• [GIVEN TASK]: Return every record verbatim.

───── EXCERPTED RECORDS

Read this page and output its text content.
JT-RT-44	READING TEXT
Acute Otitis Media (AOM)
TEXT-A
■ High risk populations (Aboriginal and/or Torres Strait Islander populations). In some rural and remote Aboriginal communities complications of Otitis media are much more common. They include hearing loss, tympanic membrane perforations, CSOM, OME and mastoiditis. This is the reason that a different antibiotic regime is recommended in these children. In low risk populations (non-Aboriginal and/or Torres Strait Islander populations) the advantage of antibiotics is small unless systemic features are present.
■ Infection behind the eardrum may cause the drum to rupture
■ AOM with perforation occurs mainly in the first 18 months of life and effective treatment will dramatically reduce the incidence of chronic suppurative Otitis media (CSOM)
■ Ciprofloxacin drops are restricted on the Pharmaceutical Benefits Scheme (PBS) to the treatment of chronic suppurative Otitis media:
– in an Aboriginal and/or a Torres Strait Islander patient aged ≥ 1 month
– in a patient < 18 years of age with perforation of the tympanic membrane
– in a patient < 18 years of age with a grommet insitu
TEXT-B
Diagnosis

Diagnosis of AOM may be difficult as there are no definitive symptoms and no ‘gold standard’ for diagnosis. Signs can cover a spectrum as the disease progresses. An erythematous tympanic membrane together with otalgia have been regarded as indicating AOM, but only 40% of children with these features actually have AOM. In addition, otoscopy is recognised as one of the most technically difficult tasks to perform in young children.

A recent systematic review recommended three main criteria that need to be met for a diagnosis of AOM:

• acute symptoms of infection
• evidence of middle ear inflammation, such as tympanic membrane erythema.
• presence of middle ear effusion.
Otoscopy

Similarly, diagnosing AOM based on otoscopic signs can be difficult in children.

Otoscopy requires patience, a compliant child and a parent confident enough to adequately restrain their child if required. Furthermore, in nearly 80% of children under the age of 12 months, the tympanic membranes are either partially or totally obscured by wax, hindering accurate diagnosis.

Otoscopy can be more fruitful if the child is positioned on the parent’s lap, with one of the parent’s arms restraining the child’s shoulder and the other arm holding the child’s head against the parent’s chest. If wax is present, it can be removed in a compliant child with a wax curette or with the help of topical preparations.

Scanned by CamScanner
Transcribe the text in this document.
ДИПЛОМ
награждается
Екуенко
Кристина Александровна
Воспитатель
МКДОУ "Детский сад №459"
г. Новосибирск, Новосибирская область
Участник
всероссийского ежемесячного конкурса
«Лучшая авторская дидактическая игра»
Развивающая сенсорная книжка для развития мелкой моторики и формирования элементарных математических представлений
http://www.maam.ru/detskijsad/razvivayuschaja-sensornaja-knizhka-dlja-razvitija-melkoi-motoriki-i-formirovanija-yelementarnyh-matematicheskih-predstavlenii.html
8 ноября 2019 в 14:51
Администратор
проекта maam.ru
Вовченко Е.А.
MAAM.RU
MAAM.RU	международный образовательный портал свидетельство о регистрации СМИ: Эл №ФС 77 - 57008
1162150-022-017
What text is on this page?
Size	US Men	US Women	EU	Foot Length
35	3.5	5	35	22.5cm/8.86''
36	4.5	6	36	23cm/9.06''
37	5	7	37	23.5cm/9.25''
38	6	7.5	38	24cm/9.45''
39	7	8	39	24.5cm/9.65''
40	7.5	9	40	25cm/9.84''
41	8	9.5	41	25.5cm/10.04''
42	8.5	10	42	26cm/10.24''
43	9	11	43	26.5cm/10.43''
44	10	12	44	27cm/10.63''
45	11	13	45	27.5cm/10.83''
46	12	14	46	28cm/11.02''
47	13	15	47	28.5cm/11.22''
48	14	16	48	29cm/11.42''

──────────

• [RESPONSE]:
Read this page and output its text content.
JT-RT-44	READING TEXT
Acute Otitis Media (AOM)
TEXT-A
■ High risk populations (Aboriginal and/or Torres Strait Islander populations). In some rural and remote Aboriginal communities complications of Otitis media are much more common. They include hearing loss, tympanic membrane perforations, CSOM, OME and mastoiditis. This is the reason that a different antibiotic regime is recommended in these children. In low risk populations (non-Aboriginal and/or Torres Strait Islander populations) the advantage of antibiotics is small unless systemic features are present.
■ Infection behind the eardrum may cause the drum to rupture
■ AOM with perforation occurs mainly in the first 18 months of life and effective treatment will dramatically reduce the incidence of chronic suppurative Otitis media (CSOM)
■ Ciprofloxacin drops are restricted on the Pharmaceutical Benefits Scheme (PBS) to the treatment of chronic suppurative Otitis media:
– in an Aboriginal and/or a Torres Strait Islander patient aged ≥ 1 month
– in a patient < 18 years of age with perforation of the tympanic membrane
– in a patient < 18 years of age with a grommet insitu
TEXT-B
Diagnosis

Diagnosis of AOM may be difficult as there are no definitive symptoms and no ‘gold standard’ for diagnosis. Signs can cover a spectrum as the disease progresses. An erythematous tympanic membrane together with otalgia have been regarded as indicating AOM, but only 40% of children with these features actually have AOM. In addition, otoscopy is recognised as one of the most technically difficult tasks to perform in young children.

A recent systematic review recommended three main criteria that need to be met for a diagnosis of AOM:

• acute symptoms of infection
• evidence of middle ear inflammation, such as tympanic membrane erythema.
• presence of middle ear effusion.
Otoscopy

Similarly, diagnosing AOM based on otoscopic signs can be difficult in children.

Otoscopy requires patience, a compliant child and a parent confident enough to adequately restrain their child if required. Furthermore, in nearly 80% of children under the age of 12 months, the tympanic membranes are either partially or totally obscured by wax, hindering accurate diagnosis.

Otoscopy can be more fruitful if the child is positioned on the parent’s lap, with one of the parent’s arms restraining the child’s shoulder and the other arm holding the child’s head against the parent’s chest. If wax is present, it can be removed in a compliant child with a wax curette or with the help of topical preparations.

Scanned by CamScanner
Transcribe the text in this document.
ДИПЛОМ
награждается
Екуенко
Кристина Александровна
Воспитатель
МКДОУ "Детский сад №459"
г. Новосибирск, Новосибирская область
Участник
всероссийского ежемесячного конкурса
«Лучшая авторская дидактическая игра»
Развивающая сенсорная книжка для развития мелкой моторики и формирования элементарных математических представлений
http://www.maam.ru/detskijsad/razvivayuschaja-sensornaja-knizhka-dlja-razvitija-melkoi-motoriki-i-formirovanija-yelementarnyh-matematicheskih-predstavlenii.html
8 ноября 2019 в 14:51
Администратор
проекта maam.ru
Вовченко Е.А.
MAAM.RU
MAAM.RU	международный образовательный портал свидетельство о регистрации СМИ: Эл №ФС 77 - 57008
1162150-022-017
What text is on this page?
Size	US Men	US Women	EU	Foot Length
35	3.5	5	35	22.5cm/8.86''
36	4.5	6	36	23cm/9.06''
37	5	7	37	23.5cm/9.25''
38	6	7.5	38	24cm/9.45''
39	7	8	39	24.5cm/9.65''
40	7.5	9	40	25cm/9.84''
41	8	9.5	41	25.5cm/10.04''
42	8.5	10	42	26cm/10.24''
43	9	11	43	26.5cm/10.43''
44	10	12	44	27cm/10.63''
45	11	13	45	27.5cm/10.83''
46	12	14	46	28cm/11.02''
47	13	15	47	28.5cm/11.22''
48	14	16	48	29cm/11.42''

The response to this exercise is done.